## Instructions to follow
Return all the entries exactly, keeping pictures out.

## Collected data
>>

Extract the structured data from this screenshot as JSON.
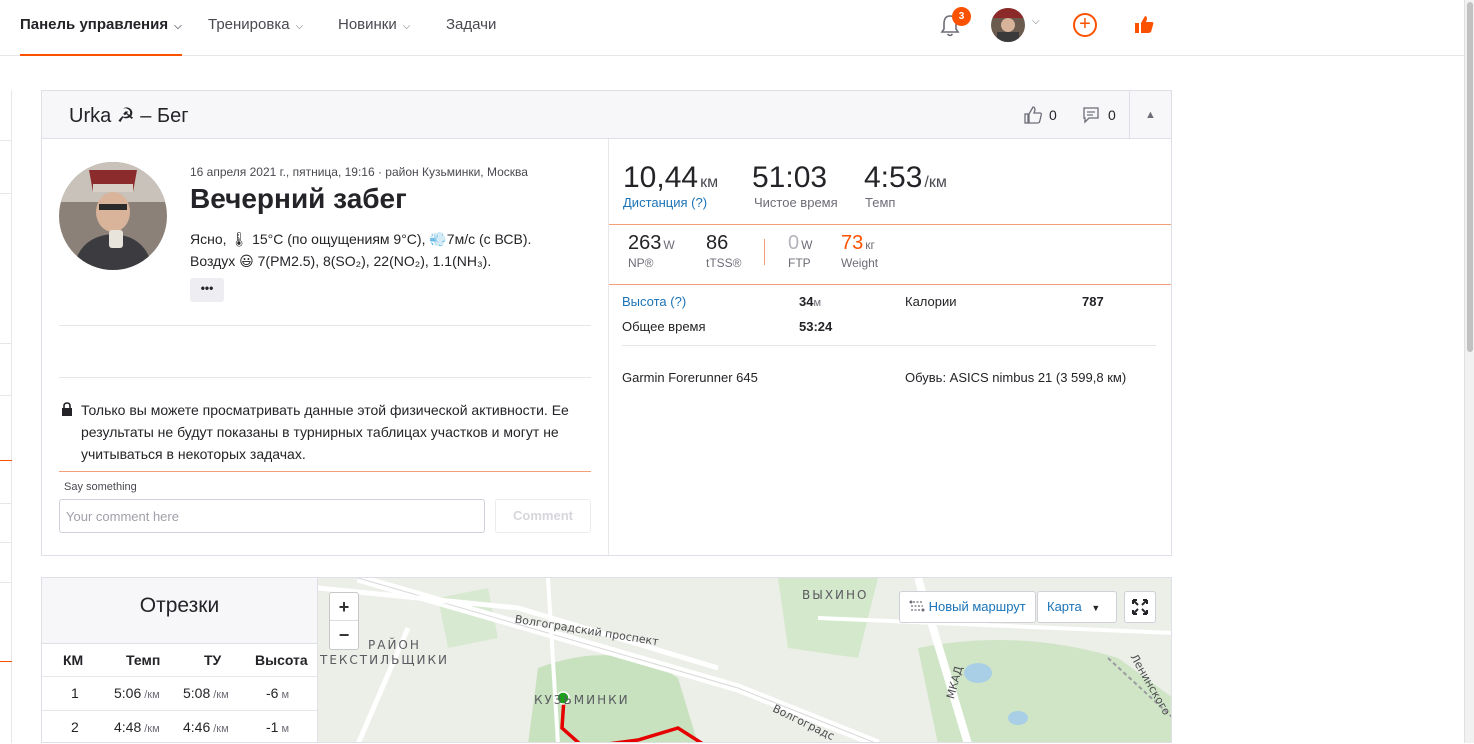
{
  "nav": {
    "items": [
      {
        "label": "Панель управления",
        "chevron": true
      },
      {
        "label": "Тренировка",
        "chevron": true
      },
      {
        "label": "Новинки",
        "chevron": true
      },
      {
        "label": "Задачи",
        "chevron": false
      }
    ],
    "notifications_count": "3",
    "accent_color": "#fc5200"
  },
  "activity": {
    "title": "Urka ☭ – Бег",
    "kudos_count": "0",
    "comments_count": "0",
    "meta": "16 апреля 2021 г., пятница, 19:16 · район Кузьминки, Москва",
    "name": "Вечерний забег",
    "weather_line1": "Ясно, 🌡 15°C (по ощущениям 9°C), 💨7м/с (с ВСВ).",
    "weather_line2": "Воздух 😃 7(PM2.5), 8(SO₂), 22(NO₂), 1.1(NH₃).",
    "more_label": "•••",
    "privacy_text": "Только вы можете просматривать данные этой физической активности. Ее результаты не будут показаны в турнирных таблицах участков и могут не учитываться в некоторых задачах.",
    "say_label": "Say something",
    "comment_placeholder": "Your comment here",
    "comment_button": "Comment"
  },
  "stats": {
    "distance": {
      "value": "10,44",
      "unit": "км",
      "label": "Дистанция (?)"
    },
    "moving_time": {
      "value": "51:03",
      "label": "Чистое время"
    },
    "pace": {
      "value": "4:53",
      "unit": "/км",
      "label": "Темп"
    },
    "np": {
      "value": "263",
      "unit": "W",
      "label": "NP®"
    },
    "tss": {
      "value": "86",
      "label": "tTSS®"
    },
    "ftp": {
      "value": "0",
      "unit": "W",
      "label": "FTP"
    },
    "weight": {
      "value": "73",
      "unit": "кг",
      "label": "Weight"
    },
    "elevation": {
      "label": "Высота (?)",
      "value": "34",
      "unit": "м"
    },
    "calories": {
      "label": "Калории",
      "value": "787"
    },
    "elapsed": {
      "label": "Общее время",
      "value": "53:24"
    },
    "device": "Garmin Forerunner 645",
    "shoes": "Обувь: ASICS nimbus 21 (3 599,8 км)"
  },
  "segments": {
    "title": "Отрезки",
    "headers": [
      "КМ",
      "Темп",
      "ТУ",
      "Высота"
    ],
    "rows": [
      {
        "km": "1",
        "pace": "5:06",
        "pace_unit": "/км",
        "gap": "5:08",
        "gap_unit": "/км",
        "elev": "-6",
        "elev_unit": "м"
      },
      {
        "km": "2",
        "pace": "4:48",
        "pace_unit": "/км",
        "gap": "4:46",
        "gap_unit": "/км",
        "elev": "-1",
        "elev_unit": "м"
      }
    ]
  },
  "map": {
    "labels": {
      "vykhino": "ВЫХИНО",
      "rayon": "РАЙОН",
      "tekstilshchiki": "ТЕКСТИЛЬЩИКИ",
      "kuzminki": "КУЗЬМИНКИ",
      "volgogradsky": "Волгоградский проспект",
      "volgograd2": "Волгоградс",
      "mkad": "МКАД",
      "leninsky": "Ленинского"
    },
    "zoom_in": "+",
    "zoom_out": "−",
    "new_route": "Новый маршрут",
    "map_type": "Карта"
  }
}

<<

## Exercise response
Extract the structured data from this screenshot as JSON.
{
  "nav": {
    "items": [
      {
        "label": "Панель управления",
        "chevron": true
      },
      {
        "label": "Тренировка",
        "chevron": true
      },
      {
        "label": "Новинки",
        "chevron": true
      },
      {
        "label": "Задачи",
        "chevron": false
      }
    ],
    "notifications_count": "3",
    "accent_color": "#fc5200"
  },
  "activity": {
    "title": "Urka ☭ – Бег",
    "kudos_count": "0",
    "comments_count": "0",
    "meta": "16 апреля 2021 г., пятница, 19:16 · район Кузьминки, Москва",
    "name": "Вечерний забег",
    "weather_line1": "Ясно, 🌡 15°C (по ощущениям 9°C), 💨7м/с (с ВСВ).",
    "weather_line2": "Воздух 😃 7(PM2.5), 8(SO₂), 22(NO₂), 1.1(NH₃).",
    "more_label": "•••",
    "privacy_text": "Только вы можете просматривать данные этой физической активности. Ее результаты не будут показаны в турнирных таблицах участков и могут не учитываться в некоторых задачах.",
    "say_label": "Say something",
    "comment_placeholder": "Your comment here",
    "comment_button": "Comment"
  },
  "stats": {
    "distance": {
      "value": "10,44",
      "unit": "км",
      "label": "Дистанция (?)"
    },
    "moving_time": {
      "value": "51:03",
      "label": "Чистое время"
    },
    "pace": {
      "value": "4:53",
      "unit": "/км",
      "label": "Темп"
    },
    "np": {
      "value": "263",
      "unit": "W",
      "label": "NP®"
    },
    "tss": {
      "value": "86",
      "label": "tTSS®"
    },
    "ftp": {
      "value": "0",
      "unit": "W",
      "label": "FTP"
    },
    "weight": {
      "value": "73",
      "unit": "кг",
      "label": "Weight"
    },
    "elevation": {
      "label": "Высота (?)",
      "value": "34",
      "unit": "м"
    },
    "calories": {
      "label": "Калории",
      "value": "787"
    },
    "elapsed": {
      "label": "Общее время",
      "value": "53:24"
    },
    "device": "Garmin Forerunner 645",
    "shoes": "Обувь: ASICS nimbus 21 (3 599,8 км)"
  },
  "segments": {
    "title": "Отрезки",
    "headers": [
      "КМ",
      "Темп",
      "ТУ",
      "Высота"
    ],
    "rows": [
      {
        "km": "1",
        "pace": "5:06",
        "pace_unit": "/км",
        "gap": "5:08",
        "gap_unit": "/км",
        "elev": "-6",
        "elev_unit": "м"
      },
      {
        "km": "2",
        "pace": "4:48",
        "pace_unit": "/км",
        "gap": "4:46",
        "gap_unit": "/км",
        "elev": "-1",
        "elev_unit": "м"
      }
    ]
  },
  "map": {
    "labels": {
      "vykhino": "ВЫХИНО",
      "rayon": "РАЙОН",
      "tekstilshchiki": "ТЕКСТИЛЬЩИКИ",
      "kuzminki": "КУЗЬМИНКИ",
      "volgogradsky": "Волгоградский проспект",
      "volgograd2": "Волгоградс",
      "mkad": "МКАД",
      "leninsky": "Ленинского"
    },
    "zoom_in": "+",
    "zoom_out": "−",
    "new_route": "Новый маршрут",
    "map_type": "Карта"
  }
}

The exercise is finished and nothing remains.